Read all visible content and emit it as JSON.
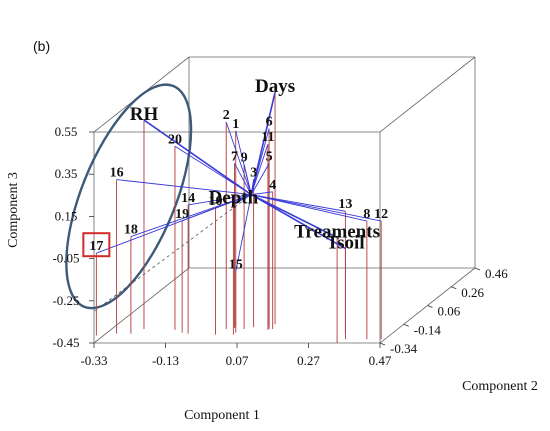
{
  "chart_data": {
    "type": "scatter",
    "subtype": "3d-biplot",
    "panel_label": "(b)",
    "xlabel": "Component 1",
    "ylabel": "Component 2",
    "zlabel": "Component 3",
    "x_ticks": [
      "-0.33",
      "-0.13",
      "0.07",
      "0.27",
      "0.47"
    ],
    "y_ticks": [
      "-0.34",
      "-0.14",
      "0.06",
      "0.26",
      "0.46"
    ],
    "z_ticks": [
      "-0.45",
      "-0.25",
      "-0.05",
      "0.15",
      "0.35",
      "0.55"
    ],
    "xlim": [
      -0.33,
      0.47
    ],
    "ylim": [
      -0.34,
      0.46
    ],
    "zlim": [
      -0.45,
      0.55
    ],
    "grid": false,
    "colors": {
      "box": "#666666",
      "stem": "#b03a3a",
      "vector": "#3a3ad8",
      "ellipse": "#3d5a78",
      "highlight": "#d42a2a"
    },
    "observations": [
      {
        "label": "1",
        "x": 0.01,
        "y": -0.17,
        "z": 0.48
      },
      {
        "label": "2",
        "x": -0.01,
        "y": -0.19,
        "z": 0.53
      },
      {
        "label": "3",
        "x": 0.06,
        "y": -0.17,
        "z": 0.25
      },
      {
        "label": "4",
        "x": 0.12,
        "y": -0.19,
        "z": 0.2
      },
      {
        "label": "5",
        "x": 0.1,
        "y": -0.16,
        "z": 0.32
      },
      {
        "label": "6",
        "x": 0.11,
        "y": -0.19,
        "z": 0.5
      },
      {
        "label": "7",
        "x": 0.01,
        "y": -0.18,
        "z": 0.33
      },
      {
        "label": "8",
        "x": 0.42,
        "y": -0.3,
        "z": 0.11
      },
      {
        "label": "9",
        "x": 0.04,
        "y": -0.19,
        "z": 0.33
      },
      {
        "label": "10",
        "x": -0.02,
        "y": -0.25,
        "z": 0.15
      },
      {
        "label": "11",
        "x": 0.11,
        "y": -0.2,
        "z": 0.43
      },
      {
        "label": "12",
        "x": 0.46,
        "y": -0.3,
        "z": 0.11
      },
      {
        "label": "13",
        "x": 0.34,
        "y": -0.24,
        "z": 0.13
      },
      {
        "label": "14",
        "x": -0.1,
        "y": -0.24,
        "z": 0.16
      },
      {
        "label": "15",
        "x": 0.03,
        "y": -0.23,
        "z": -0.16
      },
      {
        "label": "16",
        "x": -0.3,
        "y": -0.24,
        "z": 0.28
      },
      {
        "label": "17",
        "x": -0.35,
        "y": -0.26,
        "z": -0.06
      },
      {
        "label": "18",
        "x": -0.26,
        "y": -0.24,
        "z": 0.01
      },
      {
        "label": "19",
        "x": -0.12,
        "y": -0.23,
        "z": 0.08
      },
      {
        "label": "20",
        "x": -0.15,
        "y": -0.2,
        "z": 0.42
      }
    ],
    "highlighted": "17",
    "variables": [
      {
        "label": "RH",
        "x": -0.24,
        "y": -0.19,
        "z": 0.54
      },
      {
        "label": "Days",
        "x": 0.11,
        "y": -0.14,
        "z": 0.65
      },
      {
        "label": "Depth",
        "x": 0.03,
        "y": -0.25,
        "z": 0.17
      },
      {
        "label": "Treaments",
        "x": 0.35,
        "y": -0.34,
        "z": 0.05
      },
      {
        "label": "Tsoil",
        "x": 0.36,
        "y": -0.3,
        "z": -0.02
      }
    ],
    "origin": {
      "x": 0.07,
      "y": -0.22,
      "z": 0.2
    }
  }
}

——————————

* Short exercise:
Copy every line of the material in which the word "Component" occurs.

* Written solution:
    "xlabel": "Component 1",
    "ylabel": "Component 2",
    "zlabel": "Component 3",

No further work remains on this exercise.